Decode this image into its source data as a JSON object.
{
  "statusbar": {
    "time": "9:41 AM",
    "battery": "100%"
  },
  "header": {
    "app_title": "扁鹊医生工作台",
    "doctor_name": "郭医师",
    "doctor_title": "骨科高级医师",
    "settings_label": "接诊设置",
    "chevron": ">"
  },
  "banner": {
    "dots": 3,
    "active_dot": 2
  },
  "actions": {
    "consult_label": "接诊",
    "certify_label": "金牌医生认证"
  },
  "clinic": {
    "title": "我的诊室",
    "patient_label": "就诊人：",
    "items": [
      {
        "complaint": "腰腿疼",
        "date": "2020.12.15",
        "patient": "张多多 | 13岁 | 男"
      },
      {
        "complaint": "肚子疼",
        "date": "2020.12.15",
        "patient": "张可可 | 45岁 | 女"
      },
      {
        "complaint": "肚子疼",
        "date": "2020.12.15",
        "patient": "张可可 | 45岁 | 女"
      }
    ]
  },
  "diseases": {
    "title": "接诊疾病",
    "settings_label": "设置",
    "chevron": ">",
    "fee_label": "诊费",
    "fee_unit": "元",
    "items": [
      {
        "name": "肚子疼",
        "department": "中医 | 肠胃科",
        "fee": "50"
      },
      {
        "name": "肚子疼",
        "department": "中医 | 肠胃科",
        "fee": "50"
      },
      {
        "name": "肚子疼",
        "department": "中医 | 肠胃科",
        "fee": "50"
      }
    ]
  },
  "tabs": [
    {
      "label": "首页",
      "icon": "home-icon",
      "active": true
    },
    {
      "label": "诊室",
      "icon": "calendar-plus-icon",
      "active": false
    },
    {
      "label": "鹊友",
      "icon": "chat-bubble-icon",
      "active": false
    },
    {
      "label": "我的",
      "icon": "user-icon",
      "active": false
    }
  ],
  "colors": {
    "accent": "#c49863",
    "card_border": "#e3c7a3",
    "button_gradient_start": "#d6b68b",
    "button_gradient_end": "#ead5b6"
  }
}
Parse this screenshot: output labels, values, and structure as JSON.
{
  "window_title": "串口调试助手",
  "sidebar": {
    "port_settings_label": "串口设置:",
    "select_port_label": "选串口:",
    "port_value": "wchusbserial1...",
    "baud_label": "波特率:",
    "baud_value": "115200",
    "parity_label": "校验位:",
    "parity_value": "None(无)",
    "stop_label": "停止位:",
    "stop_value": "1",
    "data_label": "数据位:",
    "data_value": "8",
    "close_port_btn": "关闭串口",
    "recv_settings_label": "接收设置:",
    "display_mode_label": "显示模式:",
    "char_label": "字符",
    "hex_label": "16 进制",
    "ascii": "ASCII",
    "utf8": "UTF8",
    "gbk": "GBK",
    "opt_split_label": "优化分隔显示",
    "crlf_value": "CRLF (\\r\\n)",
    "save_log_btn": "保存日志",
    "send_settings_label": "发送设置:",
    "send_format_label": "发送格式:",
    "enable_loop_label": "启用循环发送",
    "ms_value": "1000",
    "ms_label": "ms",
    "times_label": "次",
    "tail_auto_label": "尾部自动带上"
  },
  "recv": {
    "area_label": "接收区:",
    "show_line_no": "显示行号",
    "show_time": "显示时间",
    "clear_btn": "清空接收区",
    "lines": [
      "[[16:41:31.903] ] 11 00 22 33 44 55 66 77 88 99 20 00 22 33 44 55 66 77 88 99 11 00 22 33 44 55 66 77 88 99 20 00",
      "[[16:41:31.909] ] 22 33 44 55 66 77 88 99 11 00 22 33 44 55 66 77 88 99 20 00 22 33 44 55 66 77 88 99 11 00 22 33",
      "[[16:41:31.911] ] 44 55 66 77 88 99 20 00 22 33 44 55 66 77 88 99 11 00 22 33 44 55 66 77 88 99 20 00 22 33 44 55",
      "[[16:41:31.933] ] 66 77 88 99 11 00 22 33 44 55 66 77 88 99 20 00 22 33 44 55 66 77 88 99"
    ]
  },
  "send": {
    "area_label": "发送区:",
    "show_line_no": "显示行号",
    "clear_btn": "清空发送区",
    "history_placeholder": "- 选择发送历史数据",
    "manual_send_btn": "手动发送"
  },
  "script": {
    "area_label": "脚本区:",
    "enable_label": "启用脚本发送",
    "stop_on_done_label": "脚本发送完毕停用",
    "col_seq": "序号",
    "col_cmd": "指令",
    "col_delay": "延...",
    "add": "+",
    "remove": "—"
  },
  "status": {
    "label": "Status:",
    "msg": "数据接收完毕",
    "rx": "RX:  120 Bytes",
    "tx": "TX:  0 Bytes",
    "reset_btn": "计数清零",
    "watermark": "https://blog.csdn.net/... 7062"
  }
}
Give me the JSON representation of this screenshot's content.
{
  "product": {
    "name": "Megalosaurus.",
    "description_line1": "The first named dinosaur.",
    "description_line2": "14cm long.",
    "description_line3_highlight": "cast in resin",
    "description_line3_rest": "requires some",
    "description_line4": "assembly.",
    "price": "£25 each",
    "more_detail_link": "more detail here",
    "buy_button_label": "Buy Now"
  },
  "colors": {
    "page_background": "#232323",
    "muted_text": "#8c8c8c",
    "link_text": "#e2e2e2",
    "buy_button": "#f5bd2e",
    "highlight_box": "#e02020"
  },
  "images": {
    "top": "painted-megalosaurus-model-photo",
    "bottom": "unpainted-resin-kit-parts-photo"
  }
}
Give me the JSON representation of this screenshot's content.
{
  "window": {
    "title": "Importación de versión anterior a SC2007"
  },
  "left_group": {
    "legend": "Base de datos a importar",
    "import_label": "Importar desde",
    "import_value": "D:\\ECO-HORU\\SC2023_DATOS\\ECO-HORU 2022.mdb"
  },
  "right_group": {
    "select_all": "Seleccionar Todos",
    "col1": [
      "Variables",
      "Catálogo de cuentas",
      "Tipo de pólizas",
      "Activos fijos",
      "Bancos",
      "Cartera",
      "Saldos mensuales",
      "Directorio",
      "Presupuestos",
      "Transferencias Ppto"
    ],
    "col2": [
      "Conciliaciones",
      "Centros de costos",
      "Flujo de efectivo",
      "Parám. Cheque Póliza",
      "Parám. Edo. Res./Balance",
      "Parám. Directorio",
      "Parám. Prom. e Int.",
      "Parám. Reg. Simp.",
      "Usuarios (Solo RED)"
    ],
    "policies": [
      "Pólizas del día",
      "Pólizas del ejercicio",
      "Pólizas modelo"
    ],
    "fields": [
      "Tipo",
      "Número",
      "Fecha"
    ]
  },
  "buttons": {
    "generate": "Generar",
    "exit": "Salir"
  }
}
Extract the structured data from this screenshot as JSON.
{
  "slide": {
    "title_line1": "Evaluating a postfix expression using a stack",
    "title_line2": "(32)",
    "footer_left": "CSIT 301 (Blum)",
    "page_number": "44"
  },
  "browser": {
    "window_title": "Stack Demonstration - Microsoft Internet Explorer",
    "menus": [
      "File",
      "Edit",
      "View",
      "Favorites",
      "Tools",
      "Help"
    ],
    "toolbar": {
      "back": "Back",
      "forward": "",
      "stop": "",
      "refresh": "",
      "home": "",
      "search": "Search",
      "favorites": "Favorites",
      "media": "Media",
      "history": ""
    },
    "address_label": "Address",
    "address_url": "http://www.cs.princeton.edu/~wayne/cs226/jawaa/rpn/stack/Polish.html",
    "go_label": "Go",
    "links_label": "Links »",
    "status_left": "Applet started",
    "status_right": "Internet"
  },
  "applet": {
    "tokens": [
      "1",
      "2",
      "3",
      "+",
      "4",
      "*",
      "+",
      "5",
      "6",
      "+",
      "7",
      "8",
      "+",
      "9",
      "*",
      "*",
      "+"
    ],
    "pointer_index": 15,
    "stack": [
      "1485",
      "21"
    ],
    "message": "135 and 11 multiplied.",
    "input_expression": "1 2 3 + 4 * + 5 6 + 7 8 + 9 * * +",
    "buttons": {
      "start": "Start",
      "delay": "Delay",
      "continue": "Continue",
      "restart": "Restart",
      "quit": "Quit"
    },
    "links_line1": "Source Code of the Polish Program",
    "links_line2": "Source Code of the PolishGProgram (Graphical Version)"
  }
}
--------------------------------
▶ WORK REQUIRED
Say how many lines of the data hold the string "icon". Reply with the number alone.

▶ ANSWER TO THIS PROBLEM
4